#### WHAT IS REQUIRED
Tally the lines below that contain the word "Istra", and give only that number.

#### RECORDS FOR THE EXERCISE
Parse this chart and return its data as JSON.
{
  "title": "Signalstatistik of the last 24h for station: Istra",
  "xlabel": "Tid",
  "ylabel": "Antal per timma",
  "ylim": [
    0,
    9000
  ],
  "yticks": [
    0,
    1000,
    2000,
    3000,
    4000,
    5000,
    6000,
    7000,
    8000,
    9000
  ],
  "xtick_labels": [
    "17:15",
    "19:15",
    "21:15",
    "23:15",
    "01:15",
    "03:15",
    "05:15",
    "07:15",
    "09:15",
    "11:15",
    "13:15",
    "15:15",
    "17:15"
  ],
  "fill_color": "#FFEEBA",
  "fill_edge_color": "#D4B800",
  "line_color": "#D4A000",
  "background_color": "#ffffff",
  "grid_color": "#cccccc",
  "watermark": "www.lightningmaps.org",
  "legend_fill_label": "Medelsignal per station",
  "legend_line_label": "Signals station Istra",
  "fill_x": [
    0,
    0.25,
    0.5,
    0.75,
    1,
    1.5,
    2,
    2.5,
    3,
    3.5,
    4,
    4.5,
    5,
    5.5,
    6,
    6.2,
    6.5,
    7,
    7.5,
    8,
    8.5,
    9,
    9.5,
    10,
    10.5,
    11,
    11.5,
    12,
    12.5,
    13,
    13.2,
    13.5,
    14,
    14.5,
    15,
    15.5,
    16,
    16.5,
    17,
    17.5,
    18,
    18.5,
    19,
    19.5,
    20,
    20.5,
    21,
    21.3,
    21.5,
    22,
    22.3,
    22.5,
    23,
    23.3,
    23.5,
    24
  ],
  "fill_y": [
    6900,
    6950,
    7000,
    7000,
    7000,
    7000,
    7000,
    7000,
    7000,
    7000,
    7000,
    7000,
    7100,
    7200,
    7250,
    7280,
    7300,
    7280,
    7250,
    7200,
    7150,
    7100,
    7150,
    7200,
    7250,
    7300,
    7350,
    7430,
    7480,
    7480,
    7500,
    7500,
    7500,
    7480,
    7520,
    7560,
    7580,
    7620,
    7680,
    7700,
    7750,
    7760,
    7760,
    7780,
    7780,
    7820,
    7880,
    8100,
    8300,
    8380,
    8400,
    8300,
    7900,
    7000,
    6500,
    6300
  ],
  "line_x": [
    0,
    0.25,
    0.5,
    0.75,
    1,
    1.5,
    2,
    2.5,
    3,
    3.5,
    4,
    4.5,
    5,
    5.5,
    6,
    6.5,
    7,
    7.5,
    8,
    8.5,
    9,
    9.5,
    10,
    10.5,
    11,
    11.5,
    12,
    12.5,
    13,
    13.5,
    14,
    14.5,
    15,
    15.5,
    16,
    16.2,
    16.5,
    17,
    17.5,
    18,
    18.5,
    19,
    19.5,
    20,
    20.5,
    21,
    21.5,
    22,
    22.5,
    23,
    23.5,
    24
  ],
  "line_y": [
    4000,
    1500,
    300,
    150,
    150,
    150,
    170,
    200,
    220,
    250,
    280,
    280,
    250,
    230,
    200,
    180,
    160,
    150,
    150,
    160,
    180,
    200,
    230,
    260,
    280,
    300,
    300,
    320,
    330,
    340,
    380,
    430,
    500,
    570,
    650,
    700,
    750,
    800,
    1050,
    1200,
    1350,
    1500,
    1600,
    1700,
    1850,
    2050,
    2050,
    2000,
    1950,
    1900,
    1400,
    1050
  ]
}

#### RESULT BELOW
2